(Entries from a dataset)

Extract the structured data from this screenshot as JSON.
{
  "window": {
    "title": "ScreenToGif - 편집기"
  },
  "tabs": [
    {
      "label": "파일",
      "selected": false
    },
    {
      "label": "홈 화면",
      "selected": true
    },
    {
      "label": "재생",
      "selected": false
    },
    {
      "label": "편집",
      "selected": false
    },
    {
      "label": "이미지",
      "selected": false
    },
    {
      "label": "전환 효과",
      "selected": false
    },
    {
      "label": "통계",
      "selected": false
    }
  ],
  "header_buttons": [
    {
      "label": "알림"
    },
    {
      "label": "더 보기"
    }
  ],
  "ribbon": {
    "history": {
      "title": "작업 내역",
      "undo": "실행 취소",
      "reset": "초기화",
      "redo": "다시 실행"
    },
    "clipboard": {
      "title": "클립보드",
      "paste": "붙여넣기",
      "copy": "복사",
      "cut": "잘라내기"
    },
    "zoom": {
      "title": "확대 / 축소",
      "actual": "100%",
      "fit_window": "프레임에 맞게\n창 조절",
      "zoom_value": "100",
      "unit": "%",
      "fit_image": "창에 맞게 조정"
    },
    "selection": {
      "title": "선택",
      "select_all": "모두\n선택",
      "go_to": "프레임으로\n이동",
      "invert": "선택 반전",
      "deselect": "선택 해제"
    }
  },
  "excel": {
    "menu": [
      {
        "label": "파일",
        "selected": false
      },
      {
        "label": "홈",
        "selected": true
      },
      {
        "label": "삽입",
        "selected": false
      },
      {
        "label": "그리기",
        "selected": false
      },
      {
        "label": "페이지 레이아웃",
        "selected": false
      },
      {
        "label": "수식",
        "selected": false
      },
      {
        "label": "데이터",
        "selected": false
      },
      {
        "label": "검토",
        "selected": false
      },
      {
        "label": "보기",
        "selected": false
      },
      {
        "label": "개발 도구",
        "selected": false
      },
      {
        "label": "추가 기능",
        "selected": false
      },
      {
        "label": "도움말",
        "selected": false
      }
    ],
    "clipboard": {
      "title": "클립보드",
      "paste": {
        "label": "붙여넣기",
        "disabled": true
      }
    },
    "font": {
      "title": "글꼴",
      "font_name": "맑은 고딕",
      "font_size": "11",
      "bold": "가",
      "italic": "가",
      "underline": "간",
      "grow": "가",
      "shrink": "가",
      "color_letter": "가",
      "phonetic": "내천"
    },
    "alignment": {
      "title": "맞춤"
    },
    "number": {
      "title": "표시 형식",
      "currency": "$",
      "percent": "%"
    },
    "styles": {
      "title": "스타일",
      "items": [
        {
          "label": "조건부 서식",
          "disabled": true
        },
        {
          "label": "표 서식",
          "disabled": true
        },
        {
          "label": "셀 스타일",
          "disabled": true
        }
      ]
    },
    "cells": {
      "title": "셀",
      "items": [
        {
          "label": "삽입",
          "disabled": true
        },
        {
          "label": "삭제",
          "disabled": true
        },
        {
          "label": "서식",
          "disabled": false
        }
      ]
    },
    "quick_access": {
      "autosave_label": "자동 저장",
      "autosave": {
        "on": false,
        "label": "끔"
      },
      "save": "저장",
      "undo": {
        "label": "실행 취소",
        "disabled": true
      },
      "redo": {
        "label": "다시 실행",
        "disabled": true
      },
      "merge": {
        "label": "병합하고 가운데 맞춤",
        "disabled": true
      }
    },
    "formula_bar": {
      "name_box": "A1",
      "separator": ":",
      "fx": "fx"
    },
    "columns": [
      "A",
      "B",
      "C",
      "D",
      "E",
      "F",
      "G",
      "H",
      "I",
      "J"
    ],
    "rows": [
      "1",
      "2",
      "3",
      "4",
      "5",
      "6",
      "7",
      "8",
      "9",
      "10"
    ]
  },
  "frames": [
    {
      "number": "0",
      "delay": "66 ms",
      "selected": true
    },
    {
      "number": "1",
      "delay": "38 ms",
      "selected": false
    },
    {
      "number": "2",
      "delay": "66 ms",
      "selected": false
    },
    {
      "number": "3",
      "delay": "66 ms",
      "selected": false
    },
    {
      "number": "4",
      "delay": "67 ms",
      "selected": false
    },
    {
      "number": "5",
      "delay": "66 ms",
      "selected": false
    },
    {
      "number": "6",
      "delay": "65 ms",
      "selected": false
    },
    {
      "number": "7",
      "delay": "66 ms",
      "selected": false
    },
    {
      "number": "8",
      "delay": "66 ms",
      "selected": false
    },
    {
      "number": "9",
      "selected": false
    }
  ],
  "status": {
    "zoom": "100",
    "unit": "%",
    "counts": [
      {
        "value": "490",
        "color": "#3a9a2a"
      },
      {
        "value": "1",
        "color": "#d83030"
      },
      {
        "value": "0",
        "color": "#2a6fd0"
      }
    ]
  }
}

WRITTEN REQUEST – Transcribe the material above in its entirety. Match it exactly.

CORRECT RESPONSE –
Extract the structured data from this screenshot as JSON.
{
  "window": {
    "title": "ScreenToGif - 편집기"
  },
  "tabs": [
    {
      "label": "파일",
      "selected": false
    },
    {
      "label": "홈 화면",
      "selected": true
    },
    {
      "label": "재생",
      "selected": false
    },
    {
      "label": "편집",
      "selected": false
    },
    {
      "label": "이미지",
      "selected": false
    },
    {
      "label": "전환 효과",
      "selected": false
    },
    {
      "label": "통계",
      "selected": false
    }
  ],
  "header_buttons": [
    {
      "label": "알림"
    },
    {
      "label": "더 보기"
    }
  ],
  "ribbon": {
    "history": {
      "title": "작업 내역",
      "undo": "실행 취소",
      "reset": "초기화",
      "redo": "다시 실행"
    },
    "clipboard": {
      "title": "클립보드",
      "paste": "붙여넣기",
      "copy": "복사",
      "cut": "잘라내기"
    },
    "zoom": {
      "title": "확대 / 축소",
      "actual": "100%",
      "fit_window": "프레임에 맞게\n창 조절",
      "zoom_value": "100",
      "unit": "%",
      "fit_image": "창에 맞게 조정"
    },
    "selection": {
      "title": "선택",
      "select_all": "모두\n선택",
      "go_to": "프레임으로\n이동",
      "invert": "선택 반전",
      "deselect": "선택 해제"
    }
  },
  "excel": {
    "menu": [
      {
        "label": "파일",
        "selected": false
      },
      {
        "label": "홈",
        "selected": true
      },
      {
        "label": "삽입",
        "selected": false
      },
      {
        "label": "그리기",
        "selected": false
      },
      {
        "label": "페이지 레이아웃",
        "selected": false
      },
      {
        "label": "수식",
        "selected": false
      },
      {
        "label": "데이터",
        "selected": false
      },
      {
        "label": "검토",
        "selected": false
      },
      {
        "label": "보기",
        "selected": false
      },
      {
        "label": "개발 도구",
        "selected": false
      },
      {
        "label": "추가 기능",
        "selected": false
      },
      {
        "label": "도움말",
        "selected": false
      }
    ],
    "clipboard": {
      "title": "클립보드",
      "paste": {
        "label": "붙여넣기",
        "disabled": true
      }
    },
    "font": {
      "title": "글꼴",
      "font_name": "맑은 고딕",
      "font_size": "11",
      "bold": "가",
      "italic": "가",
      "underline": "간",
      "grow": "가",
      "shrink": "가",
      "color_letter": "가",
      "phonetic": "내천"
    },
    "alignment": {
      "title": "맞춤"
    },
    "number": {
      "title": "표시 형식",
      "currency": "$",
      "percent": "%"
    },
    "styles": {
      "title": "스타일",
      "items": [
        {
          "label": "조건부 서식",
          "disabled": true
        },
        {
          "label": "표 서식",
          "disabled": true
        },
        {
          "label": "셀 스타일",
          "disabled": true
        }
      ]
    },
    "cells": {
      "title": "셀",
      "items": [
        {
          "label": "삽입",
          "disabled": true
        },
        {
          "label": "삭제",
          "disabled": true
        },
        {
          "label": "서식",
          "disabled": false
        }
      ]
    },
    "quick_access": {
      "autosave_label": "자동 저장",
      "autosave": {
        "on": false,
        "label": "끔"
      },
      "save": "저장",
      "undo": {
        "label": "실행 취소",
        "disabled": true
      },
      "redo": {
        "label": "다시 실행",
        "disabled": true
      },
      "merge": {
        "label": "병합하고 가운데 맞춤",
        "disabled": true
      }
    },
    "formula_bar": {
      "name_box": "A1",
      "separator": ":",
      "fx": "fx"
    },
    "columns": [
      "A",
      "B",
      "C",
      "D",
      "E",
      "F",
      "G",
      "H",
      "I",
      "J"
    ],
    "rows": [
      "1",
      "2",
      "3",
      "4",
      "5",
      "6",
      "7",
      "8",
      "9",
      "10"
    ]
  },
  "frames": [
    {
      "number": "0",
      "delay": "66 ms",
      "selected": true
    },
    {
      "number": "1",
      "delay": "38 ms",
      "selected": false
    },
    {
      "number": "2",
      "delay": "66 ms",
      "selected": false
    },
    {
      "number": "3",
      "delay": "66 ms",
      "selected": false
    },
    {
      "number": "4",
      "delay": "67 ms",
      "selected": false
    },
    {
      "number": "5",
      "delay": "66 ms",
      "selected": false
    },
    {
      "number": "6",
      "delay": "65 ms",
      "selected": false
    },
    {
      "number": "7",
      "delay": "66 ms",
      "selected": false
    },
    {
      "number": "8",
      "delay": "66 ms",
      "selected": false
    },
    {
      "number": "9",
      "selected": false
    }
  ],
  "status": {
    "zoom": "100",
    "unit": "%",
    "counts": [
      {
        "value": "490",
        "color": "#3a9a2a"
      },
      {
        "value": "1",
        "color": "#d83030"
      },
      {
        "value": "0",
        "color": "#2a6fd0"
      }
    ]
  }
}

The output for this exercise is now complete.